SHORT TASK -
Each line of the material below that holds the word "migration" needs to be copied.

ENTRIES PROVIDED -
___

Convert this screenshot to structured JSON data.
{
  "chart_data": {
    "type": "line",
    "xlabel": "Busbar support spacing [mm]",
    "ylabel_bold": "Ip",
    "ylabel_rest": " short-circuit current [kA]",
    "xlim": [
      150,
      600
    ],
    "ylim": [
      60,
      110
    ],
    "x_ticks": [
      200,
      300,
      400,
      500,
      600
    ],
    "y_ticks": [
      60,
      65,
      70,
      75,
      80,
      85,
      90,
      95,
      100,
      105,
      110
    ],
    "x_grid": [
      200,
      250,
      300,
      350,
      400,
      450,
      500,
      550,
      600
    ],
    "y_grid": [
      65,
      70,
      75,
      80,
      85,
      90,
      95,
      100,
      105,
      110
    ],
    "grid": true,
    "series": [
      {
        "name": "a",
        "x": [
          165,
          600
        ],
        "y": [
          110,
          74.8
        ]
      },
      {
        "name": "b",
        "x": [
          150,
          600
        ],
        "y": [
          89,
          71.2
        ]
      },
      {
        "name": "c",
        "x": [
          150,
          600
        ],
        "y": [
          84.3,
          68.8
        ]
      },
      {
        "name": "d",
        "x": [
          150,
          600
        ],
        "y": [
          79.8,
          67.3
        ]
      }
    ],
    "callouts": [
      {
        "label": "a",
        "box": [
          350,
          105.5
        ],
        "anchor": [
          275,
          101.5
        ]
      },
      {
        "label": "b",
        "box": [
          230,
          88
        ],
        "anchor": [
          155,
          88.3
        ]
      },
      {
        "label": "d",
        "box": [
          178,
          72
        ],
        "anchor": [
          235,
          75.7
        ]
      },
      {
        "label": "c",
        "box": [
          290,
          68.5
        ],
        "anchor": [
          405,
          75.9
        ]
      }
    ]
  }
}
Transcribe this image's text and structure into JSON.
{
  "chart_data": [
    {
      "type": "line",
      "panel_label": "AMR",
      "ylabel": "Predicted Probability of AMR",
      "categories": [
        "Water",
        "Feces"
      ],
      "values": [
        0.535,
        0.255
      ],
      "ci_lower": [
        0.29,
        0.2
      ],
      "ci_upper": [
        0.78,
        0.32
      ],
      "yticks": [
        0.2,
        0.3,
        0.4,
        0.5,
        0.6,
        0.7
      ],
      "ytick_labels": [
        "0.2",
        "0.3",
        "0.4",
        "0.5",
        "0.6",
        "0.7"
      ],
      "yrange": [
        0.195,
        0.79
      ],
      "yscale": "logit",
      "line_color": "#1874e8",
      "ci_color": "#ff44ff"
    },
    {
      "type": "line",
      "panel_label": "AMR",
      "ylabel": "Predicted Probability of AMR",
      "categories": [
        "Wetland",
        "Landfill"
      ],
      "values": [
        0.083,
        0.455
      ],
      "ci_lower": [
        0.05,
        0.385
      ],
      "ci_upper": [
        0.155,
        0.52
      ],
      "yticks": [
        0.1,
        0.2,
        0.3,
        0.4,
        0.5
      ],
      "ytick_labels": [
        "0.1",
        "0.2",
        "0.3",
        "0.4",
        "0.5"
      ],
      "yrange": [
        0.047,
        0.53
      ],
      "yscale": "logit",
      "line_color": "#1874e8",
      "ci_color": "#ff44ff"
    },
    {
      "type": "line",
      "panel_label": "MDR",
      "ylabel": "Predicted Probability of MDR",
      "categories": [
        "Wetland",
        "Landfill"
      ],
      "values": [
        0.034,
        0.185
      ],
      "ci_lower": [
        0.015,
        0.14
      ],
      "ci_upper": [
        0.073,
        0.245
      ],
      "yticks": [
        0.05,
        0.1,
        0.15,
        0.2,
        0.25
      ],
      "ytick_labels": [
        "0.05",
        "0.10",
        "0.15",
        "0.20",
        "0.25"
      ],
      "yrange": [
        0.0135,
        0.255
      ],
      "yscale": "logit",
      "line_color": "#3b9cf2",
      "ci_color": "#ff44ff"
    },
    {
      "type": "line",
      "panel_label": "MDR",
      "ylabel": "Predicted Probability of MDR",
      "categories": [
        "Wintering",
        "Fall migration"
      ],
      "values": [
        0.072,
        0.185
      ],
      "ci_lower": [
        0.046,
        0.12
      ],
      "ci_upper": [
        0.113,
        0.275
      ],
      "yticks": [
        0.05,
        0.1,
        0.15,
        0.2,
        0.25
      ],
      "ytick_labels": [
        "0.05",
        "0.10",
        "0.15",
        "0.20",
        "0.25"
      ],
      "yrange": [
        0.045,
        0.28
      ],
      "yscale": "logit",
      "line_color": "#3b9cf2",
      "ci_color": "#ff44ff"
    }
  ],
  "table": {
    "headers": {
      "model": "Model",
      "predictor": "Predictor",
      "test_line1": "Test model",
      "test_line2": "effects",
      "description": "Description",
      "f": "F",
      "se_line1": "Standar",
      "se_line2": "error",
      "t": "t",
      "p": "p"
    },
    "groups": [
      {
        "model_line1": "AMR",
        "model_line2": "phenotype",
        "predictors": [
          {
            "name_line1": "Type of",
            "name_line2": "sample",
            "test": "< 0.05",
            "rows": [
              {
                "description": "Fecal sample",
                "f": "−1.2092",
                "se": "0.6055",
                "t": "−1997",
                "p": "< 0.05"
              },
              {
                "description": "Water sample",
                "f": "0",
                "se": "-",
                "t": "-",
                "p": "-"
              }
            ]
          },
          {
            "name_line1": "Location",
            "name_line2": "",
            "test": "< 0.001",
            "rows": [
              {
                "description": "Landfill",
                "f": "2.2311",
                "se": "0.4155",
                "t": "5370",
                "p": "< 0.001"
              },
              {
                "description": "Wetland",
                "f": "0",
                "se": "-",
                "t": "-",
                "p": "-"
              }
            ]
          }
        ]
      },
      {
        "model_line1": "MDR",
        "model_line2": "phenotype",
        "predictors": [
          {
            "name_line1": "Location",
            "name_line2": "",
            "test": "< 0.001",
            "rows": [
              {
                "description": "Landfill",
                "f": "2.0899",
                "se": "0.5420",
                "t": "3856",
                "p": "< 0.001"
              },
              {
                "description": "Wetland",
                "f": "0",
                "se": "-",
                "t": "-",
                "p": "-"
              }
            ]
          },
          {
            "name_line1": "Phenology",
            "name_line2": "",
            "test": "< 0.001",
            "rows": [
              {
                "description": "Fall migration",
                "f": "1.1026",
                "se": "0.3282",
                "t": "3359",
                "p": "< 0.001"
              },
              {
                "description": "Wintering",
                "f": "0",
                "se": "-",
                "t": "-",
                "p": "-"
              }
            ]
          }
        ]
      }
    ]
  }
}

___

TASK SOLUTION -
        "Fall migration"
                "description": "Fall migration",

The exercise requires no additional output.